[Layout annotation records]
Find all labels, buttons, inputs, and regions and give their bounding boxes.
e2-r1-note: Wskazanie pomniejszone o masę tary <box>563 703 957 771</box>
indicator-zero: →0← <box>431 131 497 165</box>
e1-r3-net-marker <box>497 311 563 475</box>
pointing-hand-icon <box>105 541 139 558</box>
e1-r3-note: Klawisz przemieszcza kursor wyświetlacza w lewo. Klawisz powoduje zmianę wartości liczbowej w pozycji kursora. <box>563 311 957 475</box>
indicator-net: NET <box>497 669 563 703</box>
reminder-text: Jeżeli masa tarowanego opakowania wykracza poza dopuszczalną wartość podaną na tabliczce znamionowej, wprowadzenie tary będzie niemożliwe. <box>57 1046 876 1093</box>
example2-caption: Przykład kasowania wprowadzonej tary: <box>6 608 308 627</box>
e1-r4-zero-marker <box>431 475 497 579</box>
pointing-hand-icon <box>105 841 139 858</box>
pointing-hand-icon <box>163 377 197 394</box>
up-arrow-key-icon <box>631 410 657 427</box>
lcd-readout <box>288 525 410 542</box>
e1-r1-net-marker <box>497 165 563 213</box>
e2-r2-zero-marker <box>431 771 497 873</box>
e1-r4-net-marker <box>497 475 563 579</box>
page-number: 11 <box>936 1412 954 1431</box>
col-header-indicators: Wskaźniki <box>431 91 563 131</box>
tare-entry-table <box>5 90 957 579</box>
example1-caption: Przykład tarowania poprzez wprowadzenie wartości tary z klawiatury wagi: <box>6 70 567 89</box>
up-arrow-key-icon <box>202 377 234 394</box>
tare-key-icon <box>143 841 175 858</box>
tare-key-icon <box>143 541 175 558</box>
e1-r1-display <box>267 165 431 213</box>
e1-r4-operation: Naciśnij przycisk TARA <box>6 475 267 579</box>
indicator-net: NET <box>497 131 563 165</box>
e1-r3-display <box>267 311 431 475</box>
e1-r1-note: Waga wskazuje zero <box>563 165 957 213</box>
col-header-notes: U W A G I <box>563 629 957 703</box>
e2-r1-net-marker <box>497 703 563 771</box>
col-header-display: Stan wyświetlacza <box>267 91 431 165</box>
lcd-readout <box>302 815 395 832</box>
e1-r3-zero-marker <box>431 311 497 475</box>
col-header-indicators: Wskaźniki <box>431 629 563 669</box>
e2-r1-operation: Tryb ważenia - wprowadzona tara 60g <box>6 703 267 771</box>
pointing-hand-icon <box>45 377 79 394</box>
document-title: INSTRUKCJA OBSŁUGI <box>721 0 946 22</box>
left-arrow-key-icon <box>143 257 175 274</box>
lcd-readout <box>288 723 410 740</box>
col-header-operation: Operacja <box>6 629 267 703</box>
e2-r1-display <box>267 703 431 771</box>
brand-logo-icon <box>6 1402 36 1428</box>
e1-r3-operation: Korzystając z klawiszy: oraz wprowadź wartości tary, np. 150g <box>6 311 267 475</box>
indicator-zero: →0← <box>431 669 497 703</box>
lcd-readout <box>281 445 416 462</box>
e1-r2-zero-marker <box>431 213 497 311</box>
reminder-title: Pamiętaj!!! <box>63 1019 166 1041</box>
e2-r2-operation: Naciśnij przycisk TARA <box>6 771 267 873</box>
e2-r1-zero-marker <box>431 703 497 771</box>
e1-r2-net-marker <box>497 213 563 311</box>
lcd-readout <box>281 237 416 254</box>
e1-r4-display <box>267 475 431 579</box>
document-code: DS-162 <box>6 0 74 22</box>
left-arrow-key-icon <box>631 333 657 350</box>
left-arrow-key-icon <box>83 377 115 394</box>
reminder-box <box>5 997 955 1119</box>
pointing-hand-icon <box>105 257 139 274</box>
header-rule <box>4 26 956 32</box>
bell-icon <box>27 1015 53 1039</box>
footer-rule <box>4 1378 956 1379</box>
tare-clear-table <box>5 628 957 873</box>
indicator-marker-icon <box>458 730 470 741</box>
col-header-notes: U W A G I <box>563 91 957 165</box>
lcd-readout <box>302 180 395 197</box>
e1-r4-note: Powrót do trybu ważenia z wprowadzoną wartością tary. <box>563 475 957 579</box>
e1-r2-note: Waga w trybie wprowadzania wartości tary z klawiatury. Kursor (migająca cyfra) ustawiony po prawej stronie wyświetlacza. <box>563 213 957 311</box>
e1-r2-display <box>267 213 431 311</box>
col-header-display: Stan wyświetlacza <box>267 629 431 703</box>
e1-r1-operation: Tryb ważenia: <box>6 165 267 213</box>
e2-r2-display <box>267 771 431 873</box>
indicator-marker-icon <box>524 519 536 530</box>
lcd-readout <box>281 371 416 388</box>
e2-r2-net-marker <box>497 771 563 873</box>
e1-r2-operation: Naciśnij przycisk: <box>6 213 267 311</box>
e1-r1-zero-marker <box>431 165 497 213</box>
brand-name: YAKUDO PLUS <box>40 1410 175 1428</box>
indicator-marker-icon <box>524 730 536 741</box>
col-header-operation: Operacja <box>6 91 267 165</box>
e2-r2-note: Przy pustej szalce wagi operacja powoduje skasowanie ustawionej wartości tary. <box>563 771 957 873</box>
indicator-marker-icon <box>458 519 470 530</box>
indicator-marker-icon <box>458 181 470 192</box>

...

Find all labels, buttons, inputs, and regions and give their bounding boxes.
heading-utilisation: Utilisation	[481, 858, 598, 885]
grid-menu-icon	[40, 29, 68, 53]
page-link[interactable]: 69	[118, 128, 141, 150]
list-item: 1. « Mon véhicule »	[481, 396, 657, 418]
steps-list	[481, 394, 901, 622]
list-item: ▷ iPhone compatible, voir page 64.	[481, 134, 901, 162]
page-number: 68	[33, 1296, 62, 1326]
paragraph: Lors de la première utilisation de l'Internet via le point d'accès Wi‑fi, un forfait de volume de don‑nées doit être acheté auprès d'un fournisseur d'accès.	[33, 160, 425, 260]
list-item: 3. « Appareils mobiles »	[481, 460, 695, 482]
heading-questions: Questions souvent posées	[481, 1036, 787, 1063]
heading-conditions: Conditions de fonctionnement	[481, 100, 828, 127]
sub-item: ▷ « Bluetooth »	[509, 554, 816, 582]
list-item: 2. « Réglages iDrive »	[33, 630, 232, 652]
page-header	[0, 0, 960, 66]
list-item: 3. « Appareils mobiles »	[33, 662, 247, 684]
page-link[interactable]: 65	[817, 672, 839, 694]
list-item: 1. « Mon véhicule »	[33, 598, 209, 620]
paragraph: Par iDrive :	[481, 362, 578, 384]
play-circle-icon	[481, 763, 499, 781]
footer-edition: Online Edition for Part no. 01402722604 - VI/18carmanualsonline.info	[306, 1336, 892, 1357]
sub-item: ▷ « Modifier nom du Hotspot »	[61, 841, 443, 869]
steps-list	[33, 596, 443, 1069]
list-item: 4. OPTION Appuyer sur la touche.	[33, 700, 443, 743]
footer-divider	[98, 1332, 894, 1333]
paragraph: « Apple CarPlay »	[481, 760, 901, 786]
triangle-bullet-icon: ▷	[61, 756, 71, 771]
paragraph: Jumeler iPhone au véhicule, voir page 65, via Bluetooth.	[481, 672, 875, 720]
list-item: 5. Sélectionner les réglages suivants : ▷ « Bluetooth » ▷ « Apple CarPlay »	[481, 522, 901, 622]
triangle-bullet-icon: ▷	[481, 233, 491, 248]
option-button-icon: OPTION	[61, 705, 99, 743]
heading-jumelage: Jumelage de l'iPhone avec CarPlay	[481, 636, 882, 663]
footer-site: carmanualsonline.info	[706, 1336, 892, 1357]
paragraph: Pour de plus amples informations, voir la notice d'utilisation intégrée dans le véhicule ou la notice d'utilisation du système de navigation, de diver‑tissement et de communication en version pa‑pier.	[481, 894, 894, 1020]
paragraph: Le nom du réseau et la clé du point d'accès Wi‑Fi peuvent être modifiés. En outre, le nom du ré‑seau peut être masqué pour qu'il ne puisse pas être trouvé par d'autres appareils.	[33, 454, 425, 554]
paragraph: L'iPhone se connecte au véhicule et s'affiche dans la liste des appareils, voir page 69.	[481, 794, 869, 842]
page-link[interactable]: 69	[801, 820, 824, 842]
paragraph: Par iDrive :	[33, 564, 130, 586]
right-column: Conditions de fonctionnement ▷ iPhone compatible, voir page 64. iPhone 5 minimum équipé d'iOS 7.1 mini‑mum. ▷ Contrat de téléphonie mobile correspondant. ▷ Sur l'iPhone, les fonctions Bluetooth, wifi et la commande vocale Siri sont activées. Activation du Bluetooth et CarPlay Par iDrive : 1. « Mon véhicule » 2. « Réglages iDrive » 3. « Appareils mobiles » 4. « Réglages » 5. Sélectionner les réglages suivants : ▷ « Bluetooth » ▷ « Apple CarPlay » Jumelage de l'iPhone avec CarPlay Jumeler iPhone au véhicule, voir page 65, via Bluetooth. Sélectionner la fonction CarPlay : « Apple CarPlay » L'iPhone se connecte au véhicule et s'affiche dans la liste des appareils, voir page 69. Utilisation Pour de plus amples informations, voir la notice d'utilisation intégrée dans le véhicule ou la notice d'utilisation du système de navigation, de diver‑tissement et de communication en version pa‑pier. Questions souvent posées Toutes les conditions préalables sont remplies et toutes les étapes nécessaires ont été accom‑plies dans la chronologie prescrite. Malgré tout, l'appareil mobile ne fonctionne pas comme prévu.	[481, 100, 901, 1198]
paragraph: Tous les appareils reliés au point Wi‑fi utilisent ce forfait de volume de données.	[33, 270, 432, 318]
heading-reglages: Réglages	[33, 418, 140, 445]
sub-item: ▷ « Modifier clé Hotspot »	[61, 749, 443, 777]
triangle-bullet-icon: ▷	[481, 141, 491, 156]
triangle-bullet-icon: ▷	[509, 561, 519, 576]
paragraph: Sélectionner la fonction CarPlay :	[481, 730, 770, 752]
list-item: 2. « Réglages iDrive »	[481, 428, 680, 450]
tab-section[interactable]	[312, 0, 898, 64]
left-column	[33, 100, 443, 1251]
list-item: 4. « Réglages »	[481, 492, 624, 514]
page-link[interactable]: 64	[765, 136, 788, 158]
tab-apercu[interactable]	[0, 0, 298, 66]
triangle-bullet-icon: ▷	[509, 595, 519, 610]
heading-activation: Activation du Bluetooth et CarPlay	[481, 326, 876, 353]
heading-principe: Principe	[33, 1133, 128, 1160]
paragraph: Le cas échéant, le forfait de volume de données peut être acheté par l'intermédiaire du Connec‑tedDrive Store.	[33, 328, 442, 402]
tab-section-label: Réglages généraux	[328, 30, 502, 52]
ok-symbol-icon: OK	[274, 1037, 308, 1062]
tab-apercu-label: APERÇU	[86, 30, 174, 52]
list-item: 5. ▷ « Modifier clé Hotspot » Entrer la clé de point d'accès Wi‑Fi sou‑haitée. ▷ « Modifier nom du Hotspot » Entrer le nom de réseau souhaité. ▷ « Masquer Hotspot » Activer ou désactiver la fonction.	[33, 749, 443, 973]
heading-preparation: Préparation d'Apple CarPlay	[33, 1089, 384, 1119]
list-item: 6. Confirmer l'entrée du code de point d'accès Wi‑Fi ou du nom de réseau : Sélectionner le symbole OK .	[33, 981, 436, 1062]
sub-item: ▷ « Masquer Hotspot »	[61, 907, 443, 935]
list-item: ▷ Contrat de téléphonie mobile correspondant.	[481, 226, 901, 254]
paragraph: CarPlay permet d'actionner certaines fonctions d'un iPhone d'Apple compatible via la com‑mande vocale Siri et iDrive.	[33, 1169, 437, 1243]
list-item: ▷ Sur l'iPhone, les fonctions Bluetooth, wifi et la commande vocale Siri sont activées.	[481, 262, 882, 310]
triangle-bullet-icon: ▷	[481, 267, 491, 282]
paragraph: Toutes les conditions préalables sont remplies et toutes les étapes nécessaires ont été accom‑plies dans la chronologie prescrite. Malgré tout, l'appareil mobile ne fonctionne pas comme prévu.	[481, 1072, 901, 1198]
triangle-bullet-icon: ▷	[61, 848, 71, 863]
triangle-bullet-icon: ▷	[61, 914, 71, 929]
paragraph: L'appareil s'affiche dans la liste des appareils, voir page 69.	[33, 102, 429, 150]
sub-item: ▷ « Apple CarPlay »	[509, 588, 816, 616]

> [Request] Please tally the lines of the listing above that contain the string "steps", where case counts, and reply with only the number.

> [Answer to this problem] 2